▶ **Exercise prompt**
Every record below should be written out exactly; pictures stay out.

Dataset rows

## begin

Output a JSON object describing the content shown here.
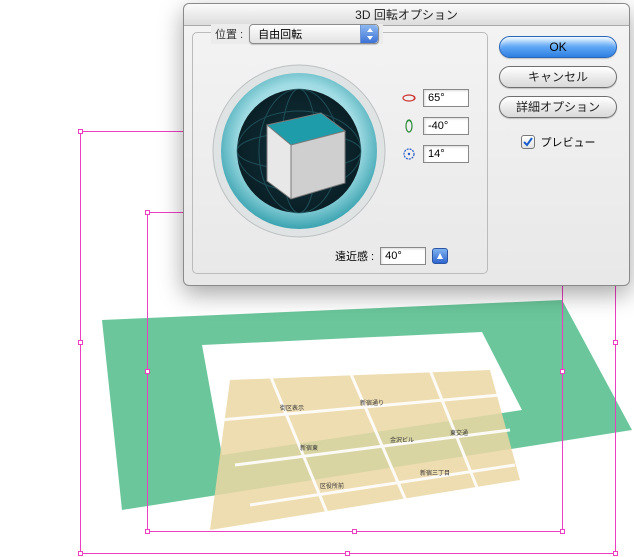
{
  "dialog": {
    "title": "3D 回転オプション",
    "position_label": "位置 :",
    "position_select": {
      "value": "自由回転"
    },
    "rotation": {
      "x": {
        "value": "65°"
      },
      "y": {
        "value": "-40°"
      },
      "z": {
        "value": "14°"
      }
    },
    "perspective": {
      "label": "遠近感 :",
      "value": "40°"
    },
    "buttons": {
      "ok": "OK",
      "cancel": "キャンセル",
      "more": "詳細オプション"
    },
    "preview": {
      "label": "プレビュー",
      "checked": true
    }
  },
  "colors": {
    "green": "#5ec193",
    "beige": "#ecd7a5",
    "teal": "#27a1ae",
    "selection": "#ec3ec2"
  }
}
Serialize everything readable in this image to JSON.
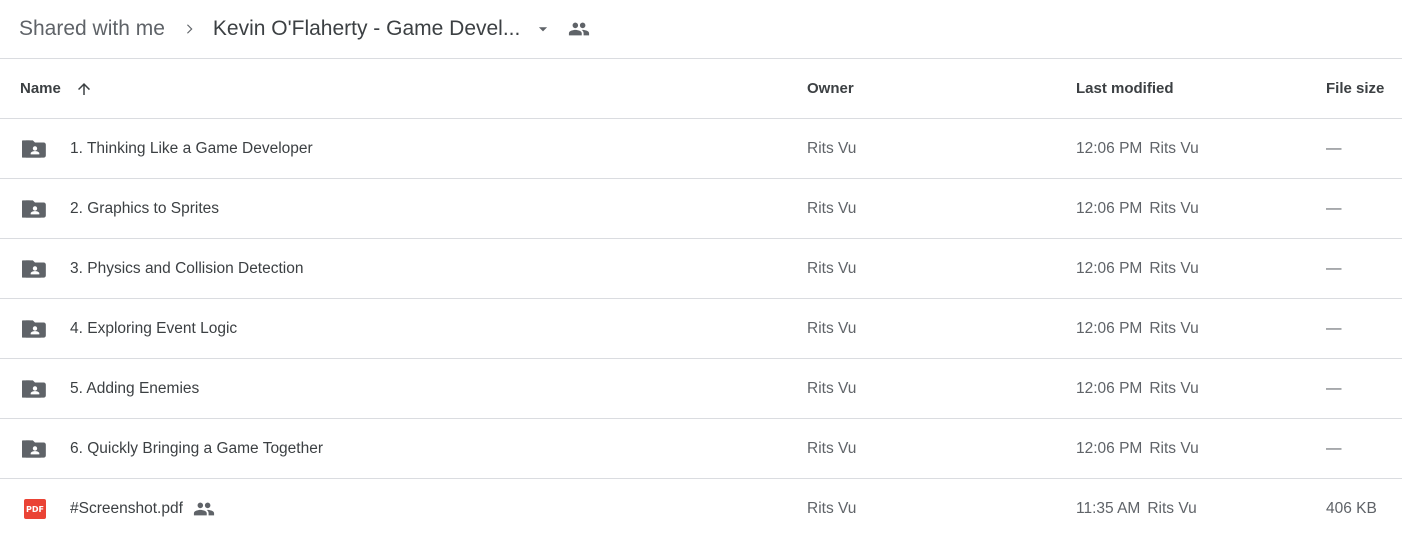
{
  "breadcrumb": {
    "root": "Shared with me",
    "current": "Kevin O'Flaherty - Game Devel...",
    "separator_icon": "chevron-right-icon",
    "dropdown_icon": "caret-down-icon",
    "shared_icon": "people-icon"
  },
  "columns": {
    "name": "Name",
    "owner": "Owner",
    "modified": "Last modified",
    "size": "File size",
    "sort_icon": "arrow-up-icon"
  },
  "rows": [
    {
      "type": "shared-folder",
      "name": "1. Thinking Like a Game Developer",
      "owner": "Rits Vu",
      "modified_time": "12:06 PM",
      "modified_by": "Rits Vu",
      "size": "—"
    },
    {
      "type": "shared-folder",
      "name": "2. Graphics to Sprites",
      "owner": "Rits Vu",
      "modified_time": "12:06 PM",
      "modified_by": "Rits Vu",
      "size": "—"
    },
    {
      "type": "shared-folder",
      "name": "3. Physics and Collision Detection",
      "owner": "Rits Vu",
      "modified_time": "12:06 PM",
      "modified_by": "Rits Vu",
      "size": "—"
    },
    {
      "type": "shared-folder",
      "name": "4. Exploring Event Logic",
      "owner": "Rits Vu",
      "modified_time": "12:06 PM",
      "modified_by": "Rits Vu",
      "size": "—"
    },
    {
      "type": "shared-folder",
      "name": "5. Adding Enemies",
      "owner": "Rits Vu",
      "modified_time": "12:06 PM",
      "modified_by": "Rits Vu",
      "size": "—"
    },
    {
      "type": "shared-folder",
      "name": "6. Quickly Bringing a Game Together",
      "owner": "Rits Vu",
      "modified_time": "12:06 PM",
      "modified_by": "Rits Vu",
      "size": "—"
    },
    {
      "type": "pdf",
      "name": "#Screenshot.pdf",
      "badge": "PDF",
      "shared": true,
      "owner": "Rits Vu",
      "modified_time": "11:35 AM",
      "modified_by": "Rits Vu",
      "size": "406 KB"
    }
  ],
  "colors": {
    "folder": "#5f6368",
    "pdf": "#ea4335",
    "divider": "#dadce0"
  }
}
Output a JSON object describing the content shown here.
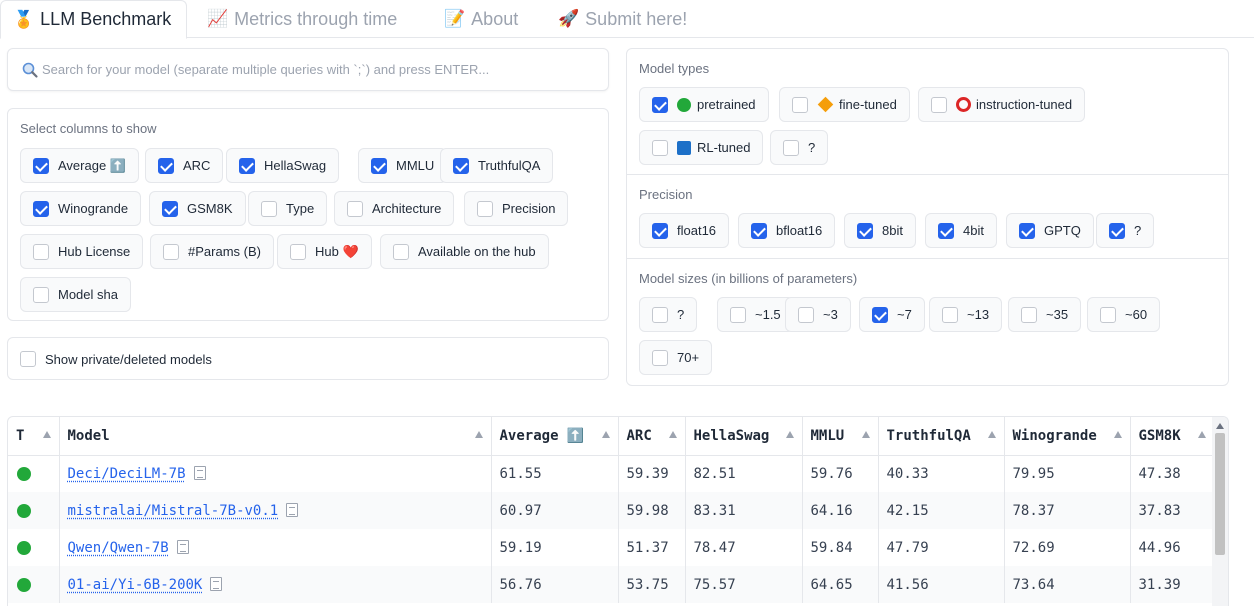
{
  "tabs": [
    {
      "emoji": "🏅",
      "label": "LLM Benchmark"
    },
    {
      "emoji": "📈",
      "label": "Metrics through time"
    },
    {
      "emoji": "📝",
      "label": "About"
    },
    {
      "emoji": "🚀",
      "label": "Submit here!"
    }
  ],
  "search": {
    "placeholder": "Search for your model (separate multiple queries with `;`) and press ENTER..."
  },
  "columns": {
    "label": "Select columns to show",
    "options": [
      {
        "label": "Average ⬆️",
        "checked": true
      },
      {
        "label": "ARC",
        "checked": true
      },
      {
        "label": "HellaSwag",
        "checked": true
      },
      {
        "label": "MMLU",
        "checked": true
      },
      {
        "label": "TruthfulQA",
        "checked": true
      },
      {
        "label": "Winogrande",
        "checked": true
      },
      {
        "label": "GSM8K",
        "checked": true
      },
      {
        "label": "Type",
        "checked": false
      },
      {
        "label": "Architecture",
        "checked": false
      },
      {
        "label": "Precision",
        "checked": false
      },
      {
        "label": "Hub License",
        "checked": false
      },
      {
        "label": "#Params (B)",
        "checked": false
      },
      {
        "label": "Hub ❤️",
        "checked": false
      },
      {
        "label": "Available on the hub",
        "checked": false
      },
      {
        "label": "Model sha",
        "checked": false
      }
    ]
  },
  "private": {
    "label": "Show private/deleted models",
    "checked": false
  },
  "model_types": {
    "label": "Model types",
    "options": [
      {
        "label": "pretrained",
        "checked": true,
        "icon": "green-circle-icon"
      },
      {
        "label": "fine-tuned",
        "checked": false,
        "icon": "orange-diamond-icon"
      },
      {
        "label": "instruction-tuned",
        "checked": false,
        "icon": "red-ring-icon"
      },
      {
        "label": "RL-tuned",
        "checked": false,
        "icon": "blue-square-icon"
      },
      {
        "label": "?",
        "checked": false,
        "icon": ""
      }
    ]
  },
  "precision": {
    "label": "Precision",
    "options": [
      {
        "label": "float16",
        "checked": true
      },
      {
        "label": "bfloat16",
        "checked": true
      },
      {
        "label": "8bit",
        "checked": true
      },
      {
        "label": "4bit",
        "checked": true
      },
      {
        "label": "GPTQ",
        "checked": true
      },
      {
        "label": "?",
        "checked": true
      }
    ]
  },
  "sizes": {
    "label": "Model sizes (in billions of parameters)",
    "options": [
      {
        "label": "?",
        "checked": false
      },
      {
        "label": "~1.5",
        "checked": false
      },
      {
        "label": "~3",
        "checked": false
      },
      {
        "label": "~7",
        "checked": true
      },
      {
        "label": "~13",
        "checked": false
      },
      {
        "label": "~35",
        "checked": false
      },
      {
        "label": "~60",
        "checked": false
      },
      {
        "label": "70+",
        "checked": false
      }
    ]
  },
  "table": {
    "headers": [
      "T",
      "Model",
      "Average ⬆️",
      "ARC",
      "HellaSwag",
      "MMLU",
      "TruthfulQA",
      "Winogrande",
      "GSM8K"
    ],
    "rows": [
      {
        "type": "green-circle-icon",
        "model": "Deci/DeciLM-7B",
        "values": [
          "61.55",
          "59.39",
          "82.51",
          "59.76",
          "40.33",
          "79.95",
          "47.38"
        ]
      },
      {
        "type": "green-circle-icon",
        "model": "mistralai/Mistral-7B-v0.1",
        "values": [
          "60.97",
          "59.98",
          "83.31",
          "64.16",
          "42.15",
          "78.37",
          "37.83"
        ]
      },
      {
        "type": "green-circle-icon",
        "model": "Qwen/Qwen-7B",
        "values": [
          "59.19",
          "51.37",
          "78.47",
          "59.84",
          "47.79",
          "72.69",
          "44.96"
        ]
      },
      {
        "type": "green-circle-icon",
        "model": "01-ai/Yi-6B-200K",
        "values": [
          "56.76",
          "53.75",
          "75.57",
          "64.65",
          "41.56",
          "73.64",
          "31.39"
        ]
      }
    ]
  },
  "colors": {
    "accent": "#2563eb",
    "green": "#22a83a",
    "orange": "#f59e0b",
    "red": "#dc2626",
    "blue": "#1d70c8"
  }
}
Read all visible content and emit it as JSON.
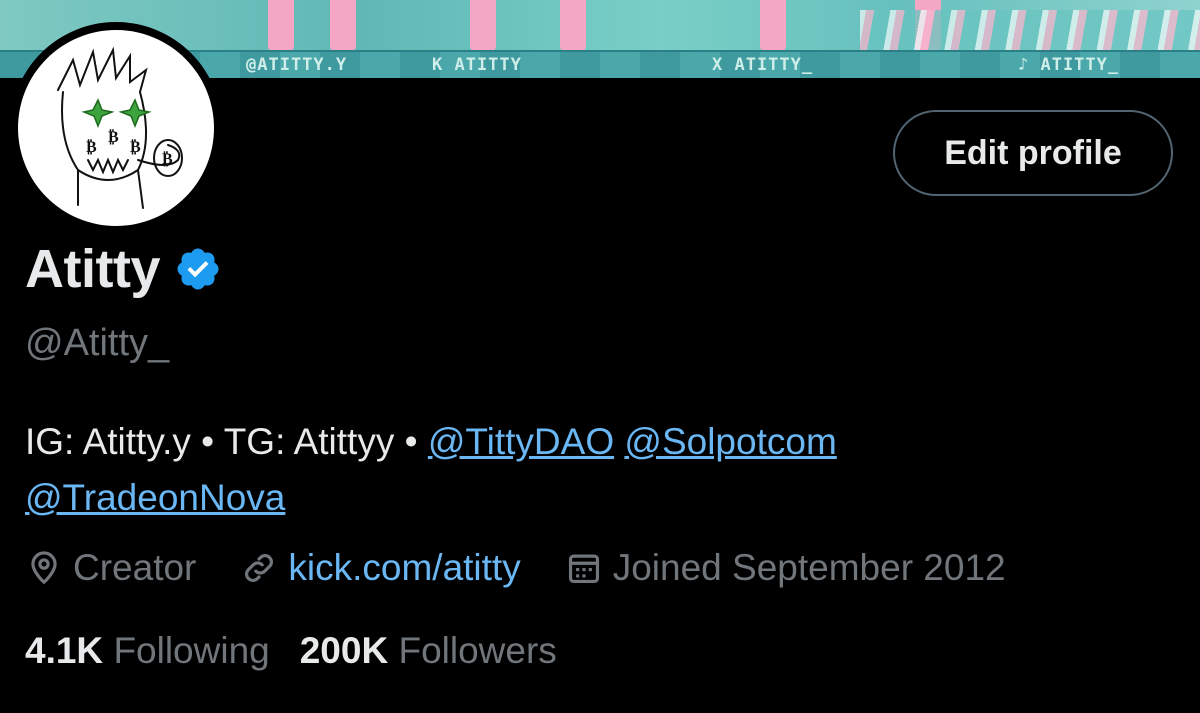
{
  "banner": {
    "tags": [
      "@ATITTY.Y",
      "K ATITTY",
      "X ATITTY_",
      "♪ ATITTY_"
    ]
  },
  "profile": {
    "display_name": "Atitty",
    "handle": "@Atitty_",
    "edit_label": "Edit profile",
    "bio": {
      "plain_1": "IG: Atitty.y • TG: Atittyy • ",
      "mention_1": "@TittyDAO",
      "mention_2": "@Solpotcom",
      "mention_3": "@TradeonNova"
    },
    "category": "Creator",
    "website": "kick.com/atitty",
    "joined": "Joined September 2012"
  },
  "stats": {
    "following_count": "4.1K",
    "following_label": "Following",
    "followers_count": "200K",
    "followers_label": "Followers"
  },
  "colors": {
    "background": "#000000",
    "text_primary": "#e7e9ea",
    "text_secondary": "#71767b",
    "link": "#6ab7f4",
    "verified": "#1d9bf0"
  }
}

## end

▶ **Answer below**
Output a JSON object describing the content shown here.
{
  "dialog": {
    "title": "3D 回転オプション",
    "position_label": "位置 :",
    "position_select": {
      "value": "自由回転"
    },
    "rotation": {
      "x": {
        "value": "65°"
      },
      "y": {
        "value": "-40°"
      },
      "z": {
        "value": "14°"
      }
    },
    "perspective": {
      "label": "遠近感 :",
      "value": "40°"
    },
    "buttons": {
      "ok": "OK",
      "cancel": "キャンセル",
      "more": "詳細オプション"
    },
    "preview": {
      "label": "プレビュー",
      "checked": true
    }
  },
  "colors": {
    "green": "#5ec193",
    "beige": "#ecd7a5",
    "teal": "#27a1ae",
    "selection": "#ec3ec2"
  }
}
Serialize everything readable in this image to JSON.
{
  "breadcrumb": {
    "root": "Shared with me",
    "current": "Kevin O'Flaherty - Game Devel...",
    "separator_icon": "chevron-right-icon",
    "dropdown_icon": "caret-down-icon",
    "shared_icon": "people-icon"
  },
  "columns": {
    "name": "Name",
    "owner": "Owner",
    "modified": "Last modified",
    "size": "File size",
    "sort_icon": "arrow-up-icon"
  },
  "rows": [
    {
      "type": "shared-folder",
      "name": "1. Thinking Like a Game Developer",
      "owner": "Rits Vu",
      "modified_time": "12:06 PM",
      "modified_by": "Rits Vu",
      "size": "—"
    },
    {
      "type": "shared-folder",
      "name": "2. Graphics to Sprites",
      "owner": "Rits Vu",
      "modified_time": "12:06 PM",
      "modified_by": "Rits Vu",
      "size": "—"
    },
    {
      "type": "shared-folder",
      "name": "3. Physics and Collision Detection",
      "owner": "Rits Vu",
      "modified_time": "12:06 PM",
      "modified_by": "Rits Vu",
      "size": "—"
    },
    {
      "type": "shared-folder",
      "name": "4. Exploring Event Logic",
      "owner": "Rits Vu",
      "modified_time": "12:06 PM",
      "modified_by": "Rits Vu",
      "size": "—"
    },
    {
      "type": "shared-folder",
      "name": "5. Adding Enemies",
      "owner": "Rits Vu",
      "modified_time": "12:06 PM",
      "modified_by": "Rits Vu",
      "size": "—"
    },
    {
      "type": "shared-folder",
      "name": "6. Quickly Bringing a Game Together",
      "owner": "Rits Vu",
      "modified_time": "12:06 PM",
      "modified_by": "Rits Vu",
      "size": "—"
    },
    {
      "type": "pdf",
      "name": "#Screenshot.pdf",
      "badge": "PDF",
      "shared": true,
      "owner": "Rits Vu",
      "modified_time": "11:35 AM",
      "modified_by": "Rits Vu",
      "size": "406 KB"
    }
  ],
  "colors": {
    "folder": "#5f6368",
    "pdf": "#ea4335",
    "divider": "#dadce0"
  }
}
Output a JSON object describing the content shown here.
{
  "tabs": [
    {
      "emoji": "🏅",
      "label": "LLM Benchmark"
    },
    {
      "emoji": "📈",
      "label": "Metrics through time"
    },
    {
      "emoji": "📝",
      "label": "About"
    },
    {
      "emoji": "🚀",
      "label": "Submit here!"
    }
  ],
  "search": {
    "placeholder": "Search for your model (separate multiple queries with `;`) and press ENTER..."
  },
  "columns": {
    "label": "Select columns to show",
    "options": [
      {
        "label": "Average ⬆️",
        "checked": true
      },
      {
        "label": "ARC",
        "checked": true
      },
      {
        "label": "HellaSwag",
        "checked": true
      },
      {
        "label": "MMLU",
        "checked": true
      },
      {
        "label": "TruthfulQA",
        "checked": true
      },
      {
        "label": "Winogrande",
        "checked": true
      },
      {
        "label": "GSM8K",
        "checked": true
      },
      {
        "label": "Type",
        "checked": false
      },
      {
        "label": "Architecture",
        "checked": false
      },
      {
        "label": "Precision",
        "checked": false
      },
      {
        "label": "Hub License",
        "checked": false
      },
      {
        "label": "#Params (B)",
        "checked": false
      },
      {
        "label": "Hub ❤️",
        "checked": false
      },
      {
        "label": "Available on the hub",
        "checked": false
      },
      {
        "label": "Model sha",
        "checked": false
      }
    ]
  },
  "private": {
    "label": "Show private/deleted models",
    "checked": false
  },
  "model_types": {
    "label": "Model types",
    "options": [
      {
        "label": "pretrained",
        "checked": true,
        "icon": "green-circle-icon"
      },
      {
        "label": "fine-tuned",
        "checked": false,
        "icon": "orange-diamond-icon"
      },
      {
        "label": "instruction-tuned",
        "checked": false,
        "icon": "red-ring-icon"
      },
      {
        "label": "RL-tuned",
        "checked": false,
        "icon": "blue-square-icon"
      },
      {
        "label": "?",
        "checked": false,
        "icon": ""
      }
    ]
  },
  "precision": {
    "label": "Precision",
    "options": [
      {
        "label": "float16",
        "checked": true
      },
      {
        "label": "bfloat16",
        "checked": true
      },
      {
        "label": "8bit",
        "checked": true
      },
      {
        "label": "4bit",
        "checked": true
      },
      {
        "label": "GPTQ",
        "checked": true
      },
      {
        "label": "?",
        "checked": true
      }
    ]
  },
  "sizes": {
    "label": "Model sizes (in billions of parameters)",
    "options": [
      {
        "label": "?",
        "checked": false
      },
      {
        "label": "~1.5",
        "checked": false
      },
      {
        "label": "~3",
        "checked": false
      },
      {
        "label": "~7",
        "checked": true
      },
      {
        "label": "~13",
        "checked": false
      },
      {
        "label": "~35",
        "checked": false
      },
      {
        "label": "~60",
        "checked": false
      },
      {
        "label": "70+",
        "checked": false
      }
    ]
  },
  "table": {
    "headers": [
      "T",
      "Model",
      "Average ⬆️",
      "ARC",
      "HellaSwag",
      "MMLU",
      "TruthfulQA",
      "Winogrande",
      "GSM8K"
    ],
    "rows": [
      {
        "type": "green-circle-icon",
        "model": "Deci/DeciLM-7B",
        "values": [
          "61.55",
          "59.39",
          "82.51",
          "59.76",
          "40.33",
          "79.95",
          "47.38"
        ]
      },
      {
        "type": "green-circle-icon",
        "model": "mistralai/Mistral-7B-v0.1",
        "values": [
          "60.97",
          "59.98",
          "83.31",
          "64.16",
          "42.15",
          "78.37",
          "37.83"
        ]
      },
      {
        "type": "green-circle-icon",
        "model": "Qwen/Qwen-7B",
        "values": [
          "59.19",
          "51.37",
          "78.47",
          "59.84",
          "47.79",
          "72.69",
          "44.96"
        ]
      },
      {
        "type": "green-circle-icon",
        "model": "01-ai/Yi-6B-200K",
        "values": [
          "56.76",
          "53.75",
          "75.57",
          "64.65",
          "41.56",
          "73.64",
          "31.39"
        ]
      }
    ]
  },
  "colors": {
    "accent": "#2563eb",
    "green": "#22a83a",
    "orange": "#f59e0b",
    "red": "#dc2626",
    "blue": "#1d70c8"
  }
}
Read all visible content and emit it as JSON.
{
  "banner": {
    "tags": [
      "@ATITTY.Y",
      "K ATITTY",
      "X ATITTY_",
      "♪ ATITTY_"
    ]
  },
  "profile": {
    "display_name": "Atitty",
    "handle": "@Atitty_",
    "edit_label": "Edit profile",
    "bio": {
      "plain_1": "IG: Atitty.y • TG: Atittyy • ",
      "mention_1": "@TittyDAO",
      "mention_2": "@Solpotcom",
      "mention_3": "@TradeonNova"
    },
    "category": "Creator",
    "website": "kick.com/atitty",
    "joined": "Joined September 2012"
  },
  "stats": {
    "following_count": "4.1K",
    "following_label": "Following",
    "followers_count": "200K",
    "followers_label": "Followers"
  },
  "colors": {
    "background": "#000000",
    "text_primary": "#e7e9ea",
    "text_secondary": "#71767b",
    "link": "#6ab7f4",
    "verified": "#1d9bf0"
  }
}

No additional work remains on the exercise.